---------- Entries shown
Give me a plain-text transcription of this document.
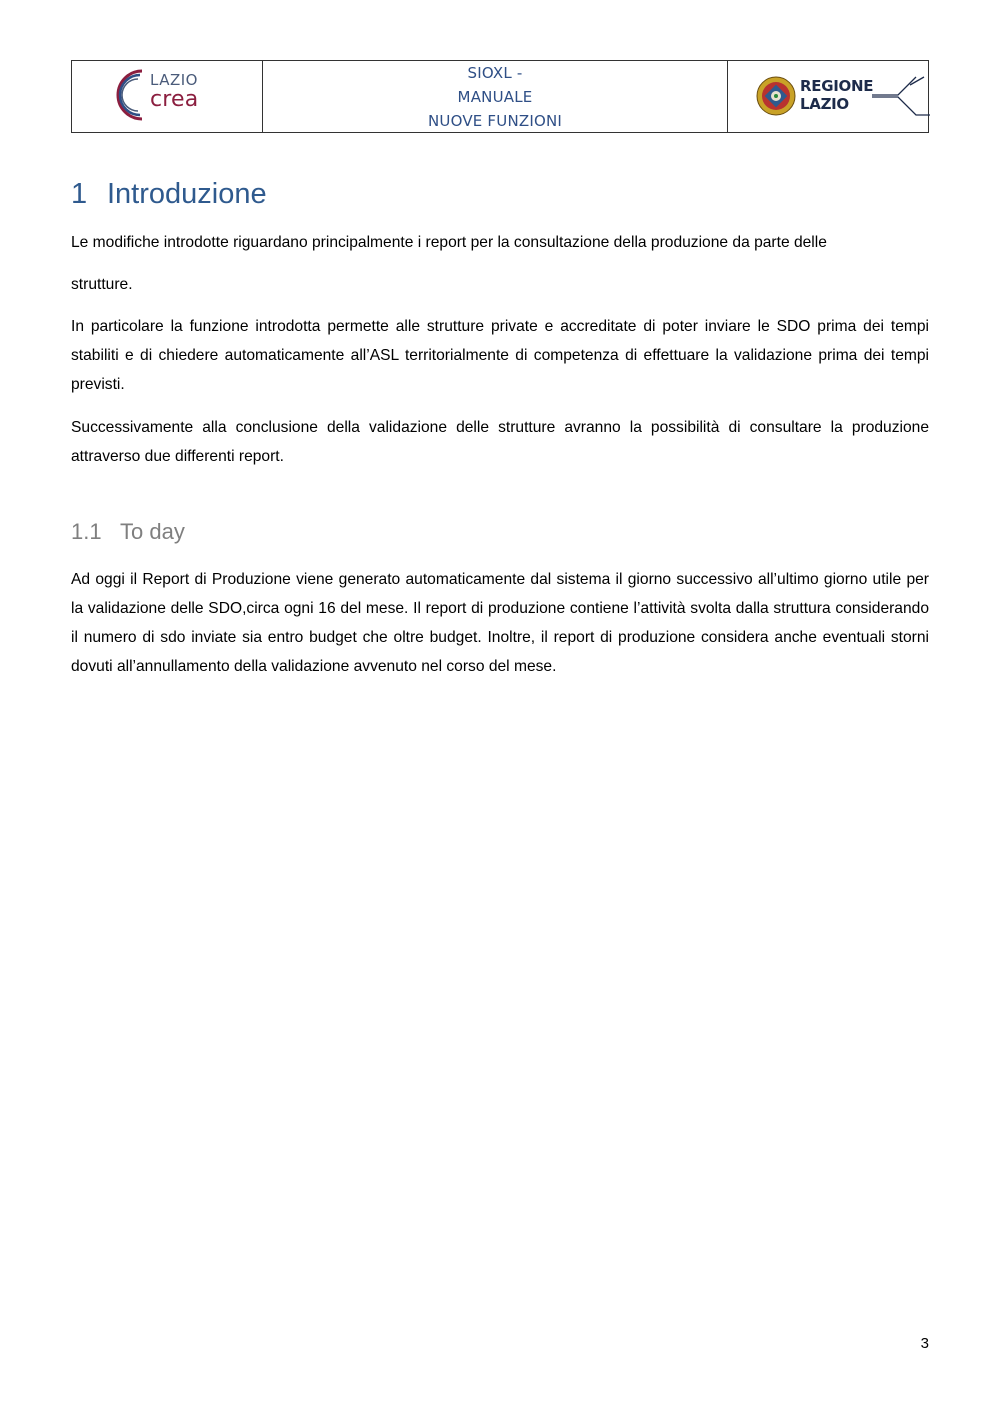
LAZIO
crea
SIOXL -
MANUALE
NUOVE FUNZIONI
REGIONE
LAZIO
1 Introduzione

Le modifiche introdotte riguardano principalmente i report per la consultazione della produzione da parte delle

strutture.

In particolare la funzione introdotta permette alle strutture private e accreditate di poter inviare le SDO prima dei tempi stabiliti e di chiedere automaticamente all’ASL territorialmente di competenza di effettuare la validazione prima dei tempi previsti.

Successivamente alla conclusione della validazione delle strutture avranno la possibilità di consultare la produzione attraverso due differenti report.

1.1 To day

Ad oggi il Report di Produzione viene generato automaticamente dal sistema il giorno successivo all’ultimo giorno utile per la validazione delle SDO,circa ogni 16 del mese. Il report di produzione contiene l’attività svolta dalla struttura considerando il numero di sdo inviate sia entro budget che oltre budget. Inoltre, il report di produzione considera anche eventuali storni dovuti all’annullamento della validazione avvenuto nel corso del mese.

3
--------------------
Repeat each entry exactly. Pictures do not belong in the copy.

Reply –
Give me a plain-text transcription of this document.
LAZIO
crea
SIOXL -
MANUALE
NUOVE FUNZIONI
REGIONE
LAZIO
1 Introduzione

Le modifiche introdotte riguardano principalmente i report per la consultazione della produzione da parte delle

strutture.

In particolare la funzione introdotta permette alle strutture private e accreditate di poter inviare le SDO prima dei tempi stabiliti e di chiedere automaticamente all’ASL territorialmente di competenza di effettuare la validazione prima dei tempi previsti.

Successivamente alla conclusione della validazione delle strutture avranno la possibilità di consultare la produzione attraverso due differenti report.

1.1 To day

Ad oggi il Report di Produzione viene generato automaticamente dal sistema il giorno successivo all’ultimo giorno utile per la validazione delle SDO,circa ogni 16 del mese. Il report di produzione contiene l’attività svolta dalla struttura considerando il numero di sdo inviate sia entro budget che oltre budget. Inoltre, il report di produzione considera anche eventuali storni dovuti all’annullamento della validazione avvenuto nel corso del mese.

3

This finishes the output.